WORK TO COMPLETE: Please copy every line of the records below that holds the word "active".

INPUT:
begin

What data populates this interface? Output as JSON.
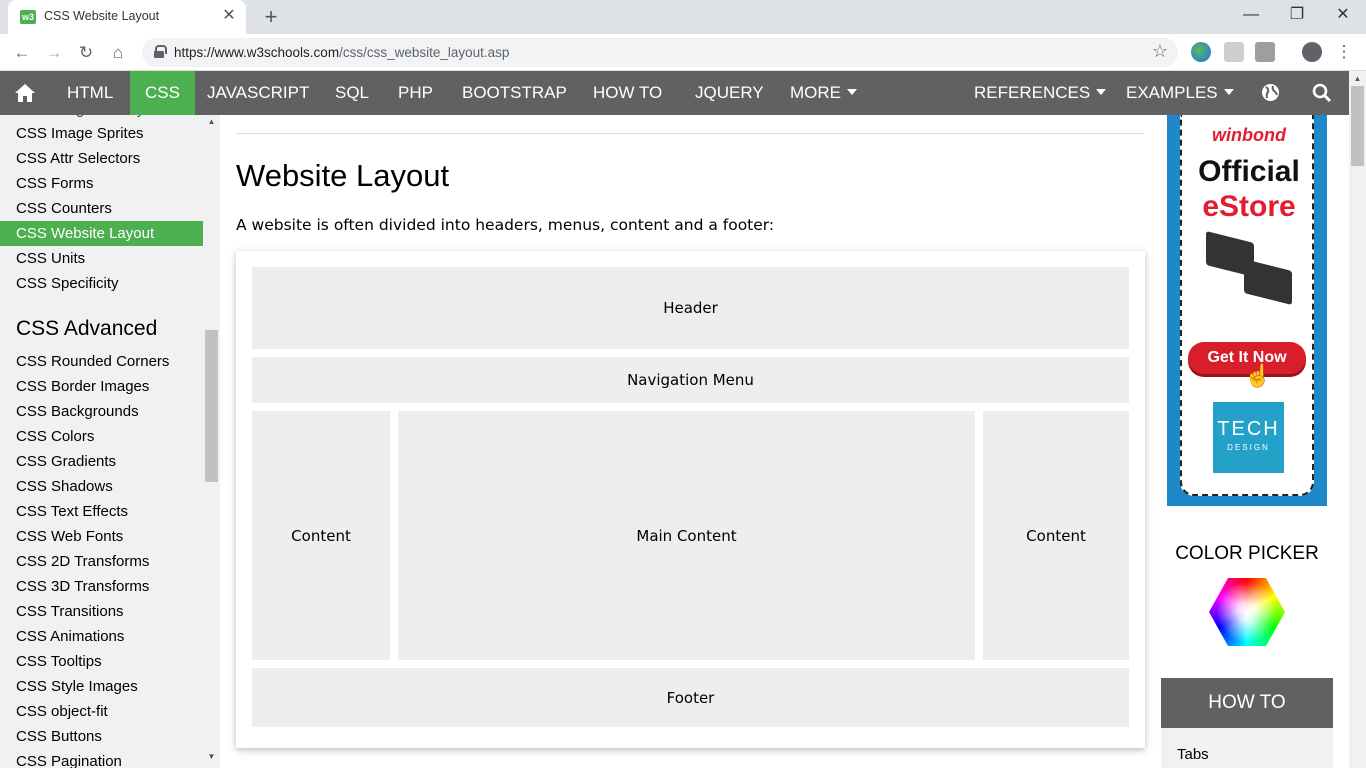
{
  "browser": {
    "tab_title": "CSS Website Layout",
    "favicon_text": "w3",
    "new_tab": "+",
    "url_host": "https://www.w3schools.com",
    "url_path": "/css/css_website_layout.asp",
    "window_controls": {
      "minimize": "—",
      "restore": "❐",
      "close": "✕"
    }
  },
  "topnav": {
    "items": [
      "HTML",
      "CSS",
      "JAVASCRIPT",
      "SQL",
      "PHP",
      "BOOTSTRAP",
      "HOW TO",
      "JQUERY",
      "MORE"
    ],
    "active": "CSS",
    "right_items": [
      "REFERENCES",
      "EXAMPLES"
    ]
  },
  "sidebar": {
    "links_top": [
      "CSS Image Sprites",
      "CSS Attr Selectors",
      "CSS Forms",
      "CSS Counters",
      "CSS Website Layout",
      "CSS Units",
      "CSS Specificity"
    ],
    "active": "CSS Website Layout",
    "advanced_heading": "CSS Advanced",
    "links_advanced": [
      "CSS Rounded Corners",
      "CSS Border Images",
      "CSS Backgrounds",
      "CSS Colors",
      "CSS Gradients",
      "CSS Shadows",
      "CSS Text Effects",
      "CSS Web Fonts",
      "CSS 2D Transforms",
      "CSS 3D Transforms",
      "CSS Transitions",
      "CSS Animations",
      "CSS Tooltips",
      "CSS Style Images",
      "CSS object-fit",
      "CSS Buttons",
      "CSS Pagination"
    ]
  },
  "main": {
    "title": "Website Layout",
    "intro": "A website is often divided into headers, menus, content and a footer:",
    "layout": {
      "header": "Header",
      "nav": "Navigation Menu",
      "left": "Content",
      "center": "Main Content",
      "right": "Content",
      "footer": "Footer"
    }
  },
  "ad": {
    "brand": "winbond",
    "line1": "Official",
    "line2": "eStore",
    "cta": "Get It Now",
    "tech1": "TECH",
    "tech2": "DESIGN"
  },
  "right": {
    "color_picker": "COLOR PICKER",
    "howto": "HOW TO",
    "howto_first": "Tabs"
  },
  "colors": {
    "accent": "#4caf50",
    "nav_bg": "#616161",
    "sidebar_bg": "#f1f1f1"
  }
}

end

RESULT FOR THIS TASK:
    "active": "CSS",
    "active": "CSS Website Layout",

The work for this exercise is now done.